+++ GIVEN ENTRIES
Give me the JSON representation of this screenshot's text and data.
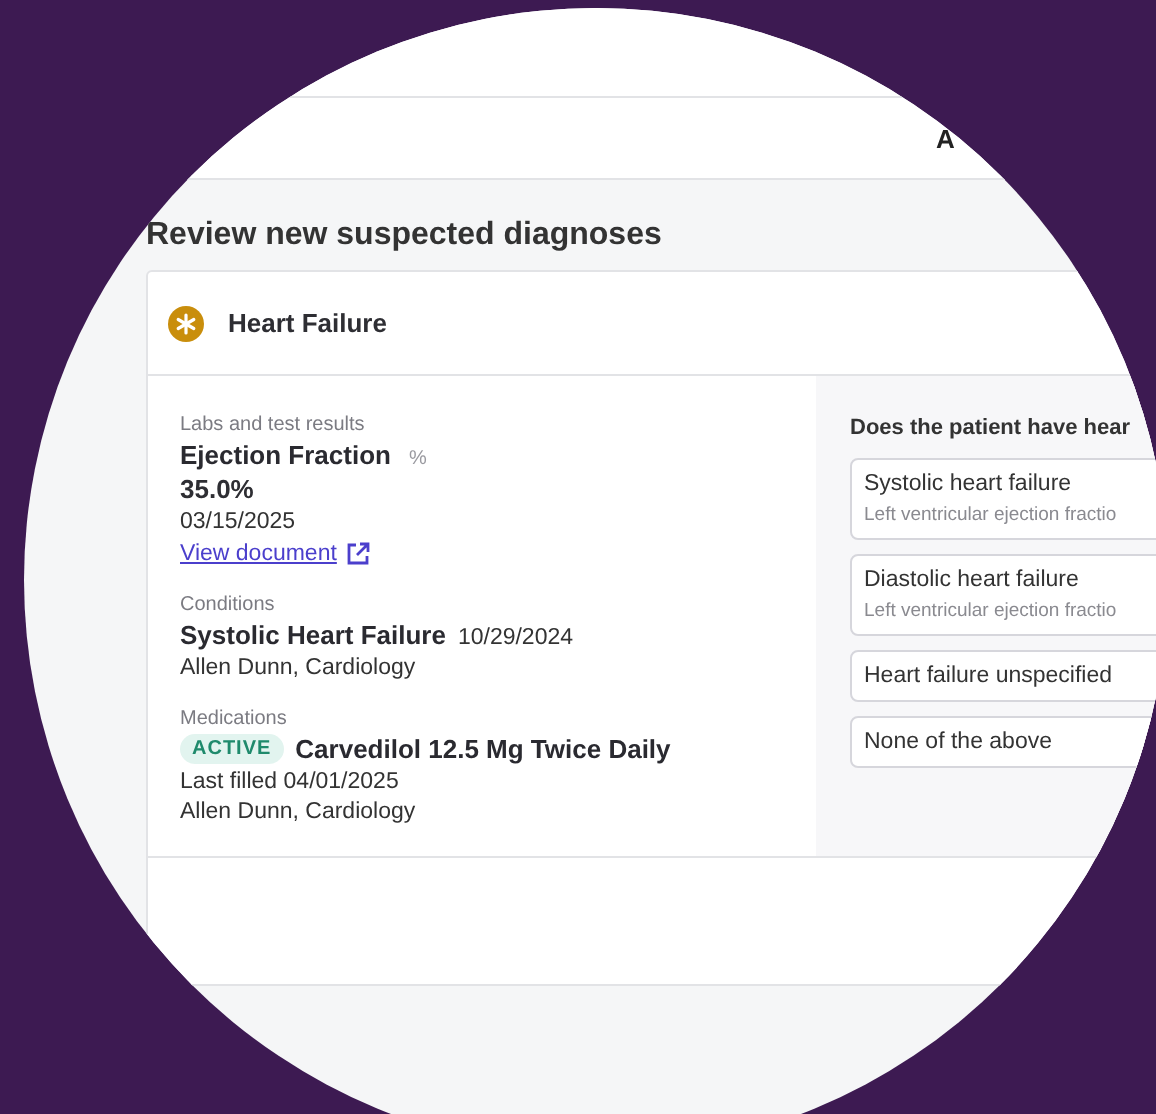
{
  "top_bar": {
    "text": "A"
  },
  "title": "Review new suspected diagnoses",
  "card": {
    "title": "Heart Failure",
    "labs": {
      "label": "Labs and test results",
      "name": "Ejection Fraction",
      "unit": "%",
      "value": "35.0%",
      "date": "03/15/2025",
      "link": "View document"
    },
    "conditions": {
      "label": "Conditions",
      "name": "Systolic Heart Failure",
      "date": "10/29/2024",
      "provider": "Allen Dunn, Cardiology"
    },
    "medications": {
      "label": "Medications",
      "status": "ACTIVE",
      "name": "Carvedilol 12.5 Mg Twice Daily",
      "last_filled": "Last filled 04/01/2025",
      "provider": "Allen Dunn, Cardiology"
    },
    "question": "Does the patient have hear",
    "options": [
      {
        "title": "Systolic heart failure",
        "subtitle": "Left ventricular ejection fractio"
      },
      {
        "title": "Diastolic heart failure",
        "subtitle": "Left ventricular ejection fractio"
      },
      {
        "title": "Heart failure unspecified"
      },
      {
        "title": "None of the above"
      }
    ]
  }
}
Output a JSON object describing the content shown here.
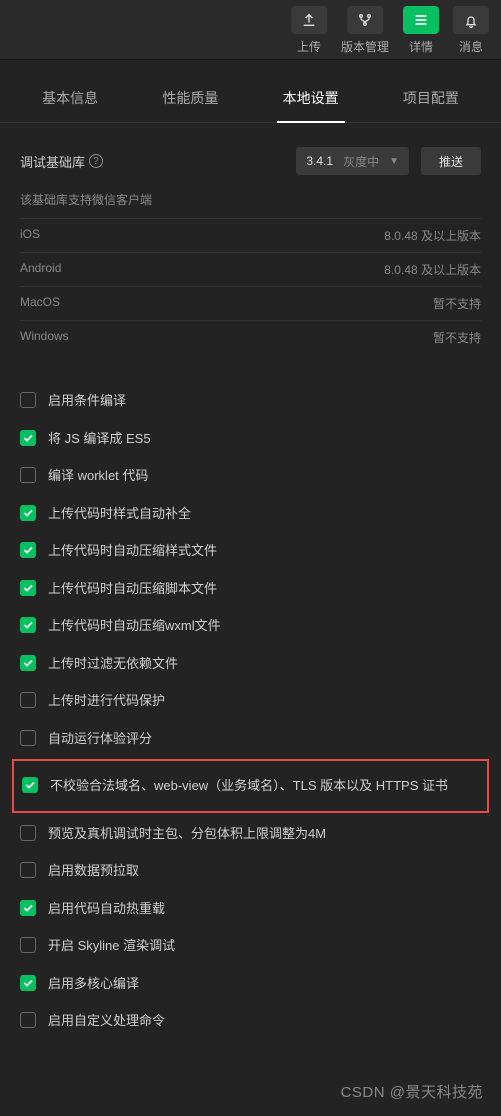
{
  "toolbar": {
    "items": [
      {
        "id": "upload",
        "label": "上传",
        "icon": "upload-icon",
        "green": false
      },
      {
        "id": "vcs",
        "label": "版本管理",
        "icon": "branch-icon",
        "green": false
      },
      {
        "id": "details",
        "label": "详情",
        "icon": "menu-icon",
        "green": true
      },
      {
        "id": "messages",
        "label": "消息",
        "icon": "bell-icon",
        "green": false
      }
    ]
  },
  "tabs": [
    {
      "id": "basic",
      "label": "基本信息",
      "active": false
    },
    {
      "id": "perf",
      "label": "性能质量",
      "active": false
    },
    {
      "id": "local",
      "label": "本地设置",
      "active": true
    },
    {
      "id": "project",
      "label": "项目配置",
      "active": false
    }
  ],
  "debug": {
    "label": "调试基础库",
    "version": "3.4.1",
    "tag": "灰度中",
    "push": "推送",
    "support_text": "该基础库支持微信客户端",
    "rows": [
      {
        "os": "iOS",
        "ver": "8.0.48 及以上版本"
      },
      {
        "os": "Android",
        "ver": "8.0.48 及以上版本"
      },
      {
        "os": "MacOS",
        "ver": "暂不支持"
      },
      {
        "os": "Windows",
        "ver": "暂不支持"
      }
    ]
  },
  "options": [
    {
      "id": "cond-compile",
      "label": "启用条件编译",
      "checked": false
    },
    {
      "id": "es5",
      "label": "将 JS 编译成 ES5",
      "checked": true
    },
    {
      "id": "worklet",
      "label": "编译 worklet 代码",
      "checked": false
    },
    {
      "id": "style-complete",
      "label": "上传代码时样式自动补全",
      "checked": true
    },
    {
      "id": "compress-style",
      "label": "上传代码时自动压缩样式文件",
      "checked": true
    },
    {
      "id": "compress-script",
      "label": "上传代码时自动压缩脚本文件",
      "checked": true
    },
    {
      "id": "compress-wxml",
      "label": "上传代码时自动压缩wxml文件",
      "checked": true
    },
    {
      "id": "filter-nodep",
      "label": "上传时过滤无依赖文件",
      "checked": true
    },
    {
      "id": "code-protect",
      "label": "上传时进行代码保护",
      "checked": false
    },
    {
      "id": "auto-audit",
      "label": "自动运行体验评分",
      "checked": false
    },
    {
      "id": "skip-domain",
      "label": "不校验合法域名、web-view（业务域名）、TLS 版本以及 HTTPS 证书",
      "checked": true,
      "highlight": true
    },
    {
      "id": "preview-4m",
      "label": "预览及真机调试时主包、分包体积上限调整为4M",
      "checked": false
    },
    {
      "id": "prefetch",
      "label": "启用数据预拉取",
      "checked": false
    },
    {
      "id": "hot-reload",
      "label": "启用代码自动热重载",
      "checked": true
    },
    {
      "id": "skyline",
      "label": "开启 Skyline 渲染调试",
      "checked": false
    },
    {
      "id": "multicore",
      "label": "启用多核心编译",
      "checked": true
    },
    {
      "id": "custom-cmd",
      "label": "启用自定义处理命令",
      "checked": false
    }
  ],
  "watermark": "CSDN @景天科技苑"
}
++++++
--- GIVEN TASK ---
Exact duplication of all the records is required; pictures are omitted from the copy.

--- RESULT FOR THIS TASK ---
Give me the JSON representation of this screenshot's text and data.
{
  "top_bar": {
    "text": "A"
  },
  "title": "Review new suspected diagnoses",
  "card": {
    "title": "Heart Failure",
    "labs": {
      "label": "Labs and test results",
      "name": "Ejection Fraction",
      "unit": "%",
      "value": "35.0%",
      "date": "03/15/2025",
      "link": "View document"
    },
    "conditions": {
      "label": "Conditions",
      "name": "Systolic Heart Failure",
      "date": "10/29/2024",
      "provider": "Allen Dunn, Cardiology"
    },
    "medications": {
      "label": "Medications",
      "status": "ACTIVE",
      "name": "Carvedilol 12.5 Mg Twice Daily",
      "last_filled": "Last filled 04/01/2025",
      "provider": "Allen Dunn, Cardiology"
    },
    "question": "Does the patient have hear",
    "options": [
      {
        "title": "Systolic heart failure",
        "subtitle": "Left ventricular ejection fractio"
      },
      {
        "title": "Diastolic heart failure",
        "subtitle": "Left ventricular ejection fractio"
      },
      {
        "title": "Heart failure unspecified"
      },
      {
        "title": "None of the above"
      }
    ]
  }
}
Output a JSON object describing the content shown here.
{
  "toolbar": {
    "items": [
      {
        "id": "upload",
        "label": "上传",
        "icon": "upload-icon",
        "green": false
      },
      {
        "id": "vcs",
        "label": "版本管理",
        "icon": "branch-icon",
        "green": false
      },
      {
        "id": "details",
        "label": "详情",
        "icon": "menu-icon",
        "green": true
      },
      {
        "id": "messages",
        "label": "消息",
        "icon": "bell-icon",
        "green": false
      }
    ]
  },
  "tabs": [
    {
      "id": "basic",
      "label": "基本信息",
      "active": false
    },
    {
      "id": "perf",
      "label": "性能质量",
      "active": false
    },
    {
      "id": "local",
      "label": "本地设置",
      "active": true
    },
    {
      "id": "project",
      "label": "项目配置",
      "active": false
    }
  ],
  "debug": {
    "label": "调试基础库",
    "version": "3.4.1",
    "tag": "灰度中",
    "push": "推送",
    "support_text": "该基础库支持微信客户端",
    "rows": [
      {
        "os": "iOS",
        "ver": "8.0.48 及以上版本"
      },
      {
        "os": "Android",
        "ver": "8.0.48 及以上版本"
      },
      {
        "os": "MacOS",
        "ver": "暂不支持"
      },
      {
        "os": "Windows",
        "ver": "暂不支持"
      }
    ]
  },
  "options": [
    {
      "id": "cond-compile",
      "label": "启用条件编译",
      "checked": false
    },
    {
      "id": "es5",
      "label": "将 JS 编译成 ES5",
      "checked": true
    },
    {
      "id": "worklet",
      "label": "编译 worklet 代码",
      "checked": false
    },
    {
      "id": "style-complete",
      "label": "上传代码时样式自动补全",
      "checked": true
    },
    {
      "id": "compress-style",
      "label": "上传代码时自动压缩样式文件",
      "checked": true
    },
    {
      "id": "compress-script",
      "label": "上传代码时自动压缩脚本文件",
      "checked": true
    },
    {
      "id": "compress-wxml",
      "label": "上传代码时自动压缩wxml文件",
      "checked": true
    },
    {
      "id": "filter-nodep",
      "label": "上传时过滤无依赖文件",
      "checked": true
    },
    {
      "id": "code-protect",
      "label": "上传时进行代码保护",
      "checked": false
    },
    {
      "id": "auto-audit",
      "label": "自动运行体验评分",
      "checked": false
    },
    {
      "id": "skip-domain",
      "label": "不校验合法域名、web-view（业务域名）、TLS 版本以及 HTTPS 证书",
      "checked": true,
      "highlight": true
    },
    {
      "id": "preview-4m",
      "label": "预览及真机调试时主包、分包体积上限调整为4M",
      "checked": false
    },
    {
      "id": "prefetch",
      "label": "启用数据预拉取",
      "checked": false
    },
    {
      "id": "hot-reload",
      "label": "启用代码自动热重载",
      "checked": true
    },
    {
      "id": "skyline",
      "label": "开启 Skyline 渲染调试",
      "checked": false
    },
    {
      "id": "multicore",
      "label": "启用多核心编译",
      "checked": true
    },
    {
      "id": "custom-cmd",
      "label": "启用自定义处理命令",
      "checked": false
    }
  ],
  "watermark": "CSDN @景天科技苑"
}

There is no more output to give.